## Exercise details
Copy out the lines of the listing below unchanged, starting at the line that contains "- x-tick-label: NA-A: [845, 758, 891, 779]" and stopping after the line that contains "- facet-strip: [676, 80, 1188, 126]".
######
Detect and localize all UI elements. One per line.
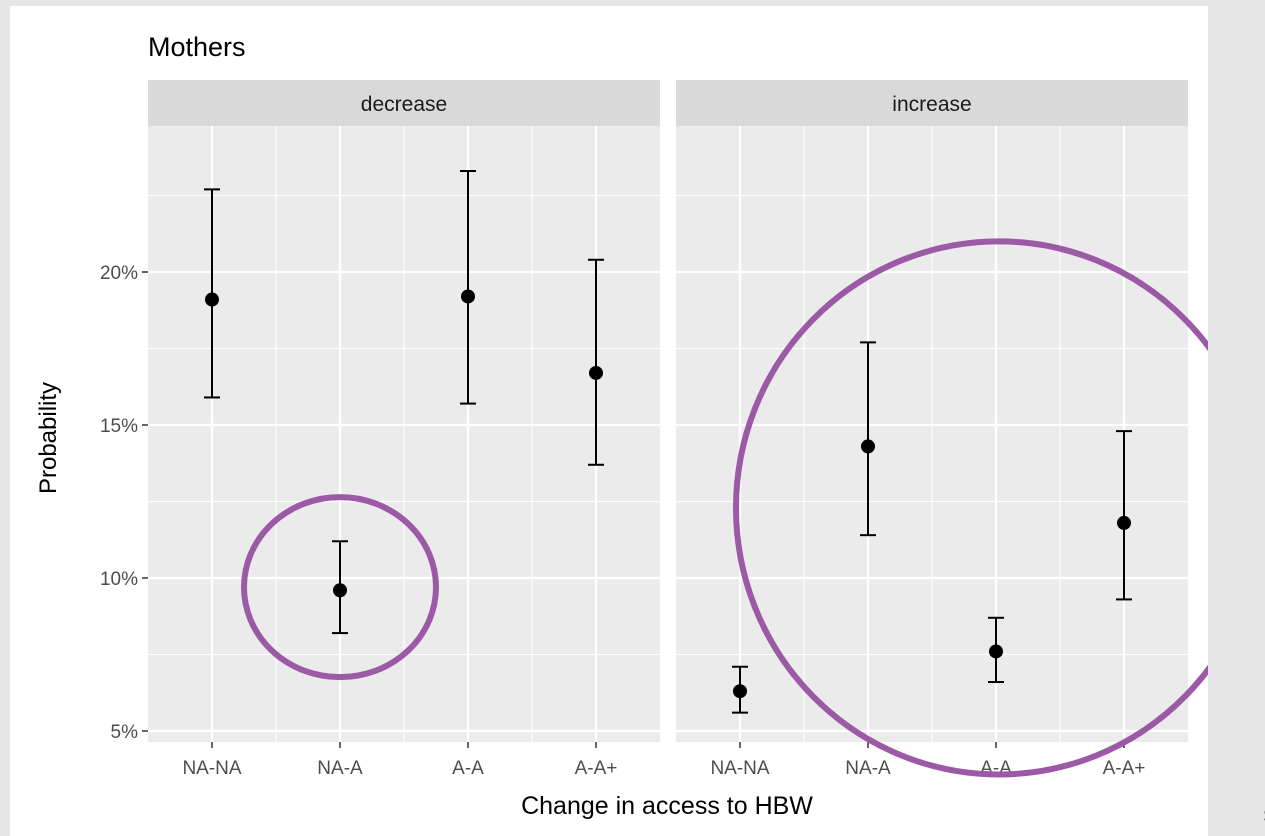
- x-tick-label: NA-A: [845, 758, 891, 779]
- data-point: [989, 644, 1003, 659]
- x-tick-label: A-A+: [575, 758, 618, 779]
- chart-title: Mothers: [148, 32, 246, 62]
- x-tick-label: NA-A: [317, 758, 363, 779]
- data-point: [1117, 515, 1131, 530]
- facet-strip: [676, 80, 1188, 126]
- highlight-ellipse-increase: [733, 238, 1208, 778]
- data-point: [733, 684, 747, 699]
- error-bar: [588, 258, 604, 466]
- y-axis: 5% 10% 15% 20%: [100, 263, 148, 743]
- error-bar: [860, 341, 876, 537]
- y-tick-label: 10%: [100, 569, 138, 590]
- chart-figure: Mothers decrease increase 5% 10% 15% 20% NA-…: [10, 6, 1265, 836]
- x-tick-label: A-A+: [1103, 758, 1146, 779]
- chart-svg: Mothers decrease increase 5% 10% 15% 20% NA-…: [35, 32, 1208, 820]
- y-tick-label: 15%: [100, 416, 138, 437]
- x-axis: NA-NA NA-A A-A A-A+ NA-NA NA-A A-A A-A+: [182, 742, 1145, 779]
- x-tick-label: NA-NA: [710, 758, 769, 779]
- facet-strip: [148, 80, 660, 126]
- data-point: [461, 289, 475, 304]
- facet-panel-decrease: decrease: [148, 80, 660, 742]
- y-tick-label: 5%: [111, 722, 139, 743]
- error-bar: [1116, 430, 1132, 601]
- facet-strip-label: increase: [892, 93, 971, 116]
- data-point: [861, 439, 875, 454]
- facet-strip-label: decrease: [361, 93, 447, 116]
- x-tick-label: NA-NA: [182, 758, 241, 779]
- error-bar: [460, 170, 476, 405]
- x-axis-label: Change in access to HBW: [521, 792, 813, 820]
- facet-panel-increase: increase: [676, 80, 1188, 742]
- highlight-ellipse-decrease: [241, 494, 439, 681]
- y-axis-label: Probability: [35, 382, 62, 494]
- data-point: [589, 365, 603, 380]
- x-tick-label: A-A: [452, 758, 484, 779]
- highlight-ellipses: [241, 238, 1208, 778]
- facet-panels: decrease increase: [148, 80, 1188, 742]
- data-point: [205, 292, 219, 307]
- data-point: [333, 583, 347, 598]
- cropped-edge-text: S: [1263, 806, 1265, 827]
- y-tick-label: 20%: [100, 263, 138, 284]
######
## Finished exercise
- x-tick-label: NA-A: [845, 758, 891, 779]
- data-point: [989, 644, 1003, 659]
- x-tick-label: A-A+: [575, 758, 618, 779]
- chart-title: Mothers: [148, 32, 246, 62]
- x-tick-label: NA-A: [317, 758, 363, 779]
- data-point: [1117, 515, 1131, 530]
- facet-strip: [676, 80, 1188, 126]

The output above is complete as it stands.